Task:
Copy the material below from the line with "followed by [x0,y0,x1,y1]." up to and including the line with "y-tick-label: 250 [41,213,68,230]". Leave the pictures out of your copy.

Records provided:

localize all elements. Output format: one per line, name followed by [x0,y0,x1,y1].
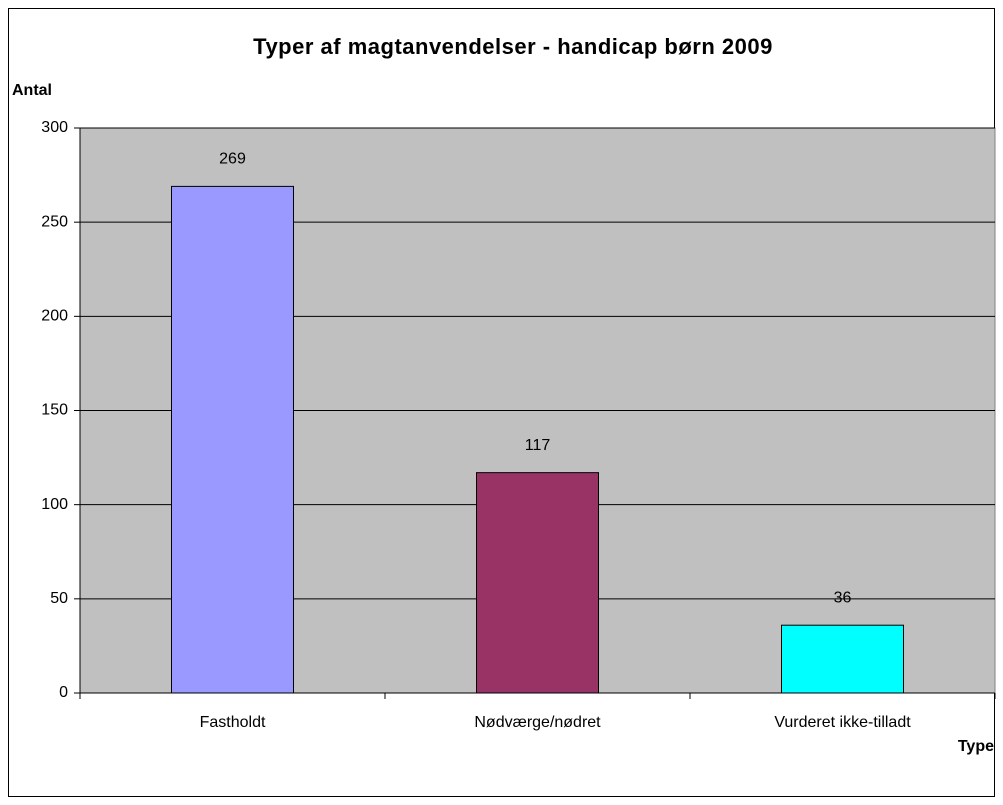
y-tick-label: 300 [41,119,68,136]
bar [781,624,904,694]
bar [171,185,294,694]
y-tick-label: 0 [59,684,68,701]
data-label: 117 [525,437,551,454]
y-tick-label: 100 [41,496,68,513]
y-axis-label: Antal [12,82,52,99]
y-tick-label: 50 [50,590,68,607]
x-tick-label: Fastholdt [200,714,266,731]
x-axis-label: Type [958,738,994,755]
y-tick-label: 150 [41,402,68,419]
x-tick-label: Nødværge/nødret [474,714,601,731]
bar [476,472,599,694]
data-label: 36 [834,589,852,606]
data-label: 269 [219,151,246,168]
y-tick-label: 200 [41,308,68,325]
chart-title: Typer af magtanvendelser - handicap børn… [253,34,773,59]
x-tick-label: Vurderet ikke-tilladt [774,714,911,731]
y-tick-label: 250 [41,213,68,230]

==

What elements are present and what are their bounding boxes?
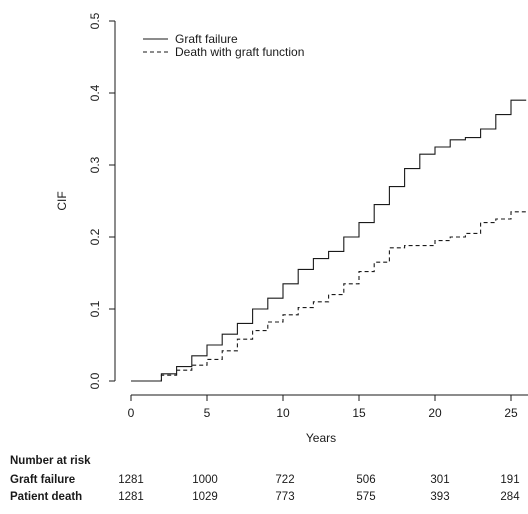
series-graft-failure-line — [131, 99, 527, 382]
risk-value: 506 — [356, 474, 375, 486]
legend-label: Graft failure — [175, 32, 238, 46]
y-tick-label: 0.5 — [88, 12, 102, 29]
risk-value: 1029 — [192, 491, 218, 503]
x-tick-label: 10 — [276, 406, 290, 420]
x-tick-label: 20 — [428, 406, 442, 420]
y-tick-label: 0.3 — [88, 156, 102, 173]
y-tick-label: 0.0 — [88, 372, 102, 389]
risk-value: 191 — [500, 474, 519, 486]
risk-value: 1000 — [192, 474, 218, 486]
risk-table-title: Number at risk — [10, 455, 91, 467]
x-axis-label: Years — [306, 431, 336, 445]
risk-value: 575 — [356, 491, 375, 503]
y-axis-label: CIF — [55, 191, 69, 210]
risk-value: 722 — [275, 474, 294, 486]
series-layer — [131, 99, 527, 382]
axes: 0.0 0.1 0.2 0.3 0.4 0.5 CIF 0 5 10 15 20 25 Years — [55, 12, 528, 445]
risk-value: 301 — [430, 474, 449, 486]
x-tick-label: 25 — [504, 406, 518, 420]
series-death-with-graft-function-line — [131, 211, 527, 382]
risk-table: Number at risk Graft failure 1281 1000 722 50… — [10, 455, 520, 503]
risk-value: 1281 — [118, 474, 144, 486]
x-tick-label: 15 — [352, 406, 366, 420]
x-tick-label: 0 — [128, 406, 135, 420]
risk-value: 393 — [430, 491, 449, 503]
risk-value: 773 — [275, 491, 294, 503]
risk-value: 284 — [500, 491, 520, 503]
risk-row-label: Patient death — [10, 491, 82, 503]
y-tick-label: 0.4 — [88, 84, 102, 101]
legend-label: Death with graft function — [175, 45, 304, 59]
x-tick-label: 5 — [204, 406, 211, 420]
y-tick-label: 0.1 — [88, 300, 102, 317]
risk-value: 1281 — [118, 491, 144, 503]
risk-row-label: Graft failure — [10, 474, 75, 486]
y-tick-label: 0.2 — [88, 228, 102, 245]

* * *

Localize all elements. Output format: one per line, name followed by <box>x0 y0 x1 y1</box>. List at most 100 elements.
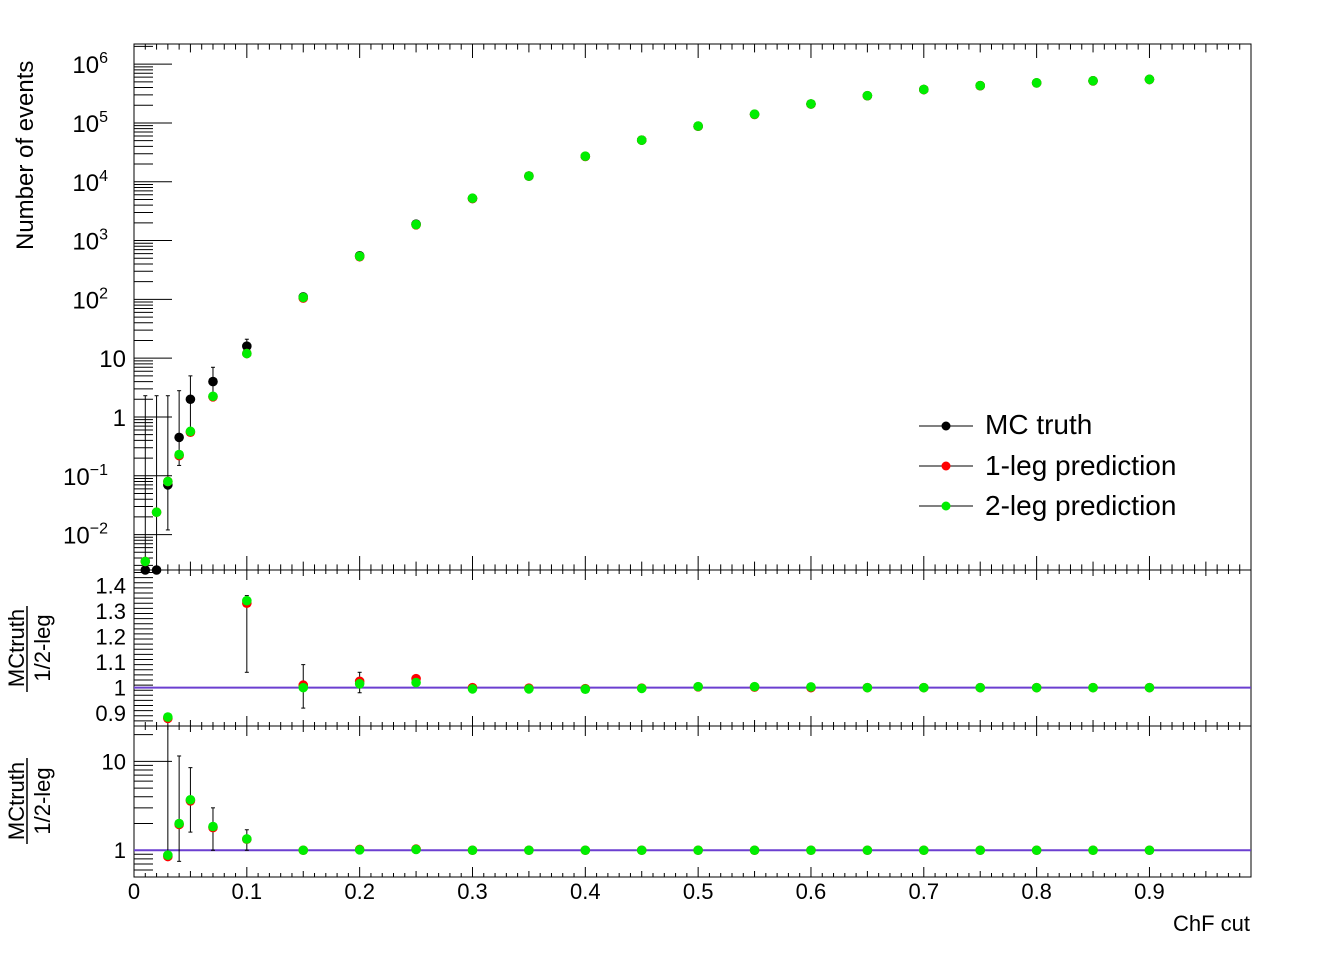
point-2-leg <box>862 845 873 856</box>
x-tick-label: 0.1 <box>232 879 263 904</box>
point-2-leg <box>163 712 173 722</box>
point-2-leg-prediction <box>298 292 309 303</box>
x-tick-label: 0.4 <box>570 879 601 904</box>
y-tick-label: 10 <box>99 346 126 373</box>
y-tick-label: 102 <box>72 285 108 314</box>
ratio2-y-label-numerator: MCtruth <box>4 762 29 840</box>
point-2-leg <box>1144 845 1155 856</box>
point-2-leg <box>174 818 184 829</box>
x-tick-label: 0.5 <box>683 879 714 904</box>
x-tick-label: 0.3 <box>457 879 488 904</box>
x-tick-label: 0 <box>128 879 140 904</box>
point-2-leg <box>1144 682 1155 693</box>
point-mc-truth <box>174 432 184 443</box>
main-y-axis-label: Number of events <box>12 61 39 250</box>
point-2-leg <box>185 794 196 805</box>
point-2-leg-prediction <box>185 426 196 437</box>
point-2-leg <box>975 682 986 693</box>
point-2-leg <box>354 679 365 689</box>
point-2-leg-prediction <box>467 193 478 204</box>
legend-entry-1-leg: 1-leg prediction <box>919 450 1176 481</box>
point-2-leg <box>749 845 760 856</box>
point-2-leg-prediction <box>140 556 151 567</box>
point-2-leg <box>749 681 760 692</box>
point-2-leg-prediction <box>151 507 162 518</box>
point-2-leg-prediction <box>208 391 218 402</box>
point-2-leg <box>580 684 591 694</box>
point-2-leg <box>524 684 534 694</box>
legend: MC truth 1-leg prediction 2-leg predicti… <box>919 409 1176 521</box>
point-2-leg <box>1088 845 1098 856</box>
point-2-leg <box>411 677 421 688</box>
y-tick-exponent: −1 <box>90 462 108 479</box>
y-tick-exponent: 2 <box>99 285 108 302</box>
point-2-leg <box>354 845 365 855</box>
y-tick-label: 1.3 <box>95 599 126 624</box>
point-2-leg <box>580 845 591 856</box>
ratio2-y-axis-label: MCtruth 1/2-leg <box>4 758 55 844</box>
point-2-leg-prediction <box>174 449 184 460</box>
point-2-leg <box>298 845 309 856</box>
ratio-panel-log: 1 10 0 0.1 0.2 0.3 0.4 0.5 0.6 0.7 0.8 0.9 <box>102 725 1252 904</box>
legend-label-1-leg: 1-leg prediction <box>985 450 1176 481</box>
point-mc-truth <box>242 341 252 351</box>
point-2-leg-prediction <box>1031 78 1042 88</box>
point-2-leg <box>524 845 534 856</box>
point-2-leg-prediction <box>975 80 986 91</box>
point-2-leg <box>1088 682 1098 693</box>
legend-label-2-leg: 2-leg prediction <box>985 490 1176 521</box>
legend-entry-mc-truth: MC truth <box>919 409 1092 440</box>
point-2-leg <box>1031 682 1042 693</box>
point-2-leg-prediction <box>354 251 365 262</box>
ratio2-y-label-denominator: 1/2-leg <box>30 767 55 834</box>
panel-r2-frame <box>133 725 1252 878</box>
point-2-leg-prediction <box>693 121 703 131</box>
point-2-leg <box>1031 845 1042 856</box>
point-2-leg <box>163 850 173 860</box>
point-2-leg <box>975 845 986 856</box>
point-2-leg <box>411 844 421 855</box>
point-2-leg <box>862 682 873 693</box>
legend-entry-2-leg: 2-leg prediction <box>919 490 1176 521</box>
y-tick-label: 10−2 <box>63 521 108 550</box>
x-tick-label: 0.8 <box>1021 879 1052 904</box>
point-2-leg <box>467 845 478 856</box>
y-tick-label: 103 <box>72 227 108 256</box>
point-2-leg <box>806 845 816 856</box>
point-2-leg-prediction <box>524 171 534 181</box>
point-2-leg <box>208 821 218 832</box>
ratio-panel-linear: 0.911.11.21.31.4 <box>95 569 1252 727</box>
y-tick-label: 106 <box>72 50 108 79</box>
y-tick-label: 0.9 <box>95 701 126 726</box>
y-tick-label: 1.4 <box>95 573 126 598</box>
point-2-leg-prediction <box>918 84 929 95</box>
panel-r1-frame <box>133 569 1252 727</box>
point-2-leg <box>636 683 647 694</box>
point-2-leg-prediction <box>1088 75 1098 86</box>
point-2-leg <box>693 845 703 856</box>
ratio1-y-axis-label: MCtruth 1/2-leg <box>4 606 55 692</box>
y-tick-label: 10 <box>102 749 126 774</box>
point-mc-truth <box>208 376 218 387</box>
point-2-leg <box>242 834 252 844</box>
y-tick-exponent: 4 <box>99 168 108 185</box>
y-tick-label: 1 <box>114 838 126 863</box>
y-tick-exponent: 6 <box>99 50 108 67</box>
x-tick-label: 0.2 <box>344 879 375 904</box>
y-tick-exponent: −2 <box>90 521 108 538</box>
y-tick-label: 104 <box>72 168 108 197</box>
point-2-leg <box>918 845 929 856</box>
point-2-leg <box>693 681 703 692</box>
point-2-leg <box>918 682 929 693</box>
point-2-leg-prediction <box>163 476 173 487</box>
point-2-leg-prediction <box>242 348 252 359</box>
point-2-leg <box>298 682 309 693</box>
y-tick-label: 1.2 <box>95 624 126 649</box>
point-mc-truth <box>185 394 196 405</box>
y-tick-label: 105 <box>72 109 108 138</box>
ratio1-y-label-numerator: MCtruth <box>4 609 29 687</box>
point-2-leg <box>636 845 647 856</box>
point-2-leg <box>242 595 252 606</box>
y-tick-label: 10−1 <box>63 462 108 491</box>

Answer to the task:
localize all elements. Output format: one per line, name followed by [x0,y0,x1,y1].
y-tick-label: 300 [41,119,68,136]
bar [781,624,904,694]
bar [171,185,294,694]
y-tick-label: 0 [59,684,68,701]
data-label: 117 [525,437,551,454]
y-tick-label: 100 [41,496,68,513]
y-axis-label: Antal [12,82,52,99]
y-tick-label: 50 [50,590,68,607]
x-tick-label: Fastholdt [200,714,266,731]
x-axis-label: Type [958,738,994,755]
y-tick-label: 150 [41,402,68,419]
x-tick-label: Nødværge/nødret [474,714,601,731]
bar [476,472,599,694]
data-label: 36 [834,589,852,606]
data-label: 269 [219,151,246,168]
y-tick-label: 200 [41,308,68,325]
chart-title: Typer af magtanvendelser - handicap børn… [253,34,773,59]
x-tick-label: Vurderet ikke-tilladt [774,714,911,731]
y-tick-label: 250 [41,213,68,230]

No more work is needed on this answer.